**WRITTEN REQUEST**:
Return every line of the material exactly.

**INFORMATION GIVEN**:
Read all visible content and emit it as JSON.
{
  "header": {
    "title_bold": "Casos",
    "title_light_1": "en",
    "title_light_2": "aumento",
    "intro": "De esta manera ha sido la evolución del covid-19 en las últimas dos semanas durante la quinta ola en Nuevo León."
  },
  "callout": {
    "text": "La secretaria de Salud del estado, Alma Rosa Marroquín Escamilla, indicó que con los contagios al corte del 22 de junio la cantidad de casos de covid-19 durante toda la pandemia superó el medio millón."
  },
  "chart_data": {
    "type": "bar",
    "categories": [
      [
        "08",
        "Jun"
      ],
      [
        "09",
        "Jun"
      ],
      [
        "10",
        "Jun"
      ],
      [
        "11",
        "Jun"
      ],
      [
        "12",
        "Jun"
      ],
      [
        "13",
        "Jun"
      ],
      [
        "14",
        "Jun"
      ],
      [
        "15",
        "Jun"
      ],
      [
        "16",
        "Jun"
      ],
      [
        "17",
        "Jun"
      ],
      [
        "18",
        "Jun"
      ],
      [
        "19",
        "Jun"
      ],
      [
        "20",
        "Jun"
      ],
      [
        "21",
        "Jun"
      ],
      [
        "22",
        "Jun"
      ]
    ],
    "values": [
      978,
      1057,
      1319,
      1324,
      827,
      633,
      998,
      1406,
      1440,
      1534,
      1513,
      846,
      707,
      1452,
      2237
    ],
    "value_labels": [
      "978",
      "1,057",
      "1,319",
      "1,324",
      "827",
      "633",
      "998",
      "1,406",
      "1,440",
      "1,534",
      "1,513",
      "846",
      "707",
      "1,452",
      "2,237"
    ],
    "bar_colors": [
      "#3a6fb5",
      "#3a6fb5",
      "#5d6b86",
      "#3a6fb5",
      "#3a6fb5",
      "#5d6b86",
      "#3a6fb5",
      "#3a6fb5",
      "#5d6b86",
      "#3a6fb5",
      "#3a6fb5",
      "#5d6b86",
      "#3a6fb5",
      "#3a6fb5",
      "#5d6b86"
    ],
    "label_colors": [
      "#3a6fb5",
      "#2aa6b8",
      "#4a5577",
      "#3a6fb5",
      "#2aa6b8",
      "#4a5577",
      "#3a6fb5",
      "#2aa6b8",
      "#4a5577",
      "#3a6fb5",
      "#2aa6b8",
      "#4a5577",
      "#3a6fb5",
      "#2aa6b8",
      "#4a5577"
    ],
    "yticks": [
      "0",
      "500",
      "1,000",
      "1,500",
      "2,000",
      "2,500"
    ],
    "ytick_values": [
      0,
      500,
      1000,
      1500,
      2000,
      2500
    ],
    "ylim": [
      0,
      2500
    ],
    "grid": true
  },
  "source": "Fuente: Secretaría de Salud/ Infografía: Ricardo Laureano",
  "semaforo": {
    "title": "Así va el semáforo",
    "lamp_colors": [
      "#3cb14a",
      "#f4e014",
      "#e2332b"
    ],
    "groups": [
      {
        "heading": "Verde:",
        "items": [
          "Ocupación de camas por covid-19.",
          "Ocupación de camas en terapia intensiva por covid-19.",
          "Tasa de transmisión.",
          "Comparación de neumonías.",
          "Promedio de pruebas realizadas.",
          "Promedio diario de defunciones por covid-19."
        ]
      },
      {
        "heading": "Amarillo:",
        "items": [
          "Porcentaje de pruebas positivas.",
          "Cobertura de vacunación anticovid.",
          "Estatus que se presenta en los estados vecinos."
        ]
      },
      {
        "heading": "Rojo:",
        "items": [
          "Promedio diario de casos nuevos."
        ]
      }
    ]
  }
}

**EXERCISE OUTPUT**:
Read all visible content and emit it as JSON.
{
  "header": {
    "title_bold": "Casos",
    "title_light_1": "en",
    "title_light_2": "aumento",
    "intro": "De esta manera ha sido la evolución del covid-19 en las últimas dos semanas durante la quinta ola en Nuevo León."
  },
  "callout": {
    "text": "La secretaria de Salud del estado, Alma Rosa Marroquín Escamilla, indicó que con los contagios al corte del 22 de junio la cantidad de casos de covid-19 durante toda la pandemia superó el medio millón."
  },
  "chart_data": {
    "type": "bar",
    "categories": [
      [
        "08",
        "Jun"
      ],
      [
        "09",
        "Jun"
      ],
      [
        "10",
        "Jun"
      ],
      [
        "11",
        "Jun"
      ],
      [
        "12",
        "Jun"
      ],
      [
        "13",
        "Jun"
      ],
      [
        "14",
        "Jun"
      ],
      [
        "15",
        "Jun"
      ],
      [
        "16",
        "Jun"
      ],
      [
        "17",
        "Jun"
      ],
      [
        "18",
        "Jun"
      ],
      [
        "19",
        "Jun"
      ],
      [
        "20",
        "Jun"
      ],
      [
        "21",
        "Jun"
      ],
      [
        "22",
        "Jun"
      ]
    ],
    "values": [
      978,
      1057,
      1319,
      1324,
      827,
      633,
      998,
      1406,
      1440,
      1534,
      1513,
      846,
      707,
      1452,
      2237
    ],
    "value_labels": [
      "978",
      "1,057",
      "1,319",
      "1,324",
      "827",
      "633",
      "998",
      "1,406",
      "1,440",
      "1,534",
      "1,513",
      "846",
      "707",
      "1,452",
      "2,237"
    ],
    "bar_colors": [
      "#3a6fb5",
      "#3a6fb5",
      "#5d6b86",
      "#3a6fb5",
      "#3a6fb5",
      "#5d6b86",
      "#3a6fb5",
      "#3a6fb5",
      "#5d6b86",
      "#3a6fb5",
      "#3a6fb5",
      "#5d6b86",
      "#3a6fb5",
      "#3a6fb5",
      "#5d6b86"
    ],
    "label_colors": [
      "#3a6fb5",
      "#2aa6b8",
      "#4a5577",
      "#3a6fb5",
      "#2aa6b8",
      "#4a5577",
      "#3a6fb5",
      "#2aa6b8",
      "#4a5577",
      "#3a6fb5",
      "#2aa6b8",
      "#4a5577",
      "#3a6fb5",
      "#2aa6b8",
      "#4a5577"
    ],
    "yticks": [
      "0",
      "500",
      "1,000",
      "1,500",
      "2,000",
      "2,500"
    ],
    "ytick_values": [
      0,
      500,
      1000,
      1500,
      2000,
      2500
    ],
    "ylim": [
      0,
      2500
    ],
    "grid": true
  },
  "source": "Fuente: Secretaría de Salud/ Infografía: Ricardo Laureano",
  "semaforo": {
    "title": "Así va el semáforo",
    "lamp_colors": [
      "#3cb14a",
      "#f4e014",
      "#e2332b"
    ],
    "groups": [
      {
        "heading": "Verde:",
        "items": [
          "Ocupación de camas por covid-19.",
          "Ocupación de camas en terapia intensiva por covid-19.",
          "Tasa de transmisión.",
          "Comparación de neumonías.",
          "Promedio de pruebas realizadas.",
          "Promedio diario de defunciones por covid-19."
        ]
      },
      {
        "heading": "Amarillo:",
        "items": [
          "Porcentaje de pruebas positivas.",
          "Cobertura de vacunación anticovid.",
          "Estatus que se presenta en los estados vecinos."
        ]
      },
      {
        "heading": "Rojo:",
        "items": [
          "Promedio diario de casos nuevos."
        ]
      }
    ]
  }
}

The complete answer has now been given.